The task: Please print the full listing exactly.

— START OF Raw records —

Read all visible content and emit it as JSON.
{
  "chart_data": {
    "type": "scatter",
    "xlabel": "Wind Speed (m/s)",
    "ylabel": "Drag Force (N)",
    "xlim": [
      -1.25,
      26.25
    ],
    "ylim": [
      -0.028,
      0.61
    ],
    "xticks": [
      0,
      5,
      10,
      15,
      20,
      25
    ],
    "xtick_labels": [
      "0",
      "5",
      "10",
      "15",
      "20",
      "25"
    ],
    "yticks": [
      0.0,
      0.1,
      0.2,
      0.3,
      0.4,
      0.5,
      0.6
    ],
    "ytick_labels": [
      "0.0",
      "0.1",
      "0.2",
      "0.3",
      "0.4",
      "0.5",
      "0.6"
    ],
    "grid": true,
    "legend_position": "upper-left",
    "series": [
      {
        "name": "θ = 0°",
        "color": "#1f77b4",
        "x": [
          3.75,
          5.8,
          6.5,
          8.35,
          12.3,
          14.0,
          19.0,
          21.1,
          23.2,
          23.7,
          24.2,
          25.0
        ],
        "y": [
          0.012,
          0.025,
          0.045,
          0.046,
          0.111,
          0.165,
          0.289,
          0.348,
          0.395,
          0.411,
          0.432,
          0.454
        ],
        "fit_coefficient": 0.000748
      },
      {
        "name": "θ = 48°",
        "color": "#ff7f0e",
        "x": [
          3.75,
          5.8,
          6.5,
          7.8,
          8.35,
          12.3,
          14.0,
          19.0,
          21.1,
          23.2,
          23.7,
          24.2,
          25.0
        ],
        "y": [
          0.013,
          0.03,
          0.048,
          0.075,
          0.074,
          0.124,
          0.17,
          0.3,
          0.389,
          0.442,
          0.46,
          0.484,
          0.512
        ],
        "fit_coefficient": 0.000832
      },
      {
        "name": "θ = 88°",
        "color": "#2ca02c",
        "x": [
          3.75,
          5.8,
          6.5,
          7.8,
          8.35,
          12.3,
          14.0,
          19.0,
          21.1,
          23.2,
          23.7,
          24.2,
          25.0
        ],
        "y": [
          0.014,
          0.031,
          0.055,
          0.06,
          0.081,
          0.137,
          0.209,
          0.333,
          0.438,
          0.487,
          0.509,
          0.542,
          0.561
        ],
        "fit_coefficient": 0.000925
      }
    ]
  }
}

— END OF Raw records —

Full response:
Read all visible content and emit it as JSON.
{
  "chart_data": {
    "type": "scatter",
    "xlabel": "Wind Speed (m/s)",
    "ylabel": "Drag Force (N)",
    "xlim": [
      -1.25,
      26.25
    ],
    "ylim": [
      -0.028,
      0.61
    ],
    "xticks": [
      0,
      5,
      10,
      15,
      20,
      25
    ],
    "xtick_labels": [
      "0",
      "5",
      "10",
      "15",
      "20",
      "25"
    ],
    "yticks": [
      0.0,
      0.1,
      0.2,
      0.3,
      0.4,
      0.5,
      0.6
    ],
    "ytick_labels": [
      "0.0",
      "0.1",
      "0.2",
      "0.3",
      "0.4",
      "0.5",
      "0.6"
    ],
    "grid": true,
    "legend_position": "upper-left",
    "series": [
      {
        "name": "θ = 0°",
        "color": "#1f77b4",
        "x": [
          3.75,
          5.8,
          6.5,
          8.35,
          12.3,
          14.0,
          19.0,
          21.1,
          23.2,
          23.7,
          24.2,
          25.0
        ],
        "y": [
          0.012,
          0.025,
          0.045,
          0.046,
          0.111,
          0.165,
          0.289,
          0.348,
          0.395,
          0.411,
          0.432,
          0.454
        ],
        "fit_coefficient": 0.000748
      },
      {
        "name": "θ = 48°",
        "color": "#ff7f0e",
        "x": [
          3.75,
          5.8,
          6.5,
          7.8,
          8.35,
          12.3,
          14.0,
          19.0,
          21.1,
          23.2,
          23.7,
          24.2,
          25.0
        ],
        "y": [
          0.013,
          0.03,
          0.048,
          0.075,
          0.074,
          0.124,
          0.17,
          0.3,
          0.389,
          0.442,
          0.46,
          0.484,
          0.512
        ],
        "fit_coefficient": 0.000832
      },
      {
        "name": "θ = 88°",
        "color": "#2ca02c",
        "x": [
          3.75,
          5.8,
          6.5,
          7.8,
          8.35,
          12.3,
          14.0,
          19.0,
          21.1,
          23.2,
          23.7,
          24.2,
          25.0
        ],
        "y": [
          0.014,
          0.031,
          0.055,
          0.06,
          0.081,
          0.137,
          0.209,
          0.333,
          0.438,
          0.487,
          0.509,
          0.542,
          0.561
        ],
        "fit_coefficient": 0.000925
      }
    ]
  }
}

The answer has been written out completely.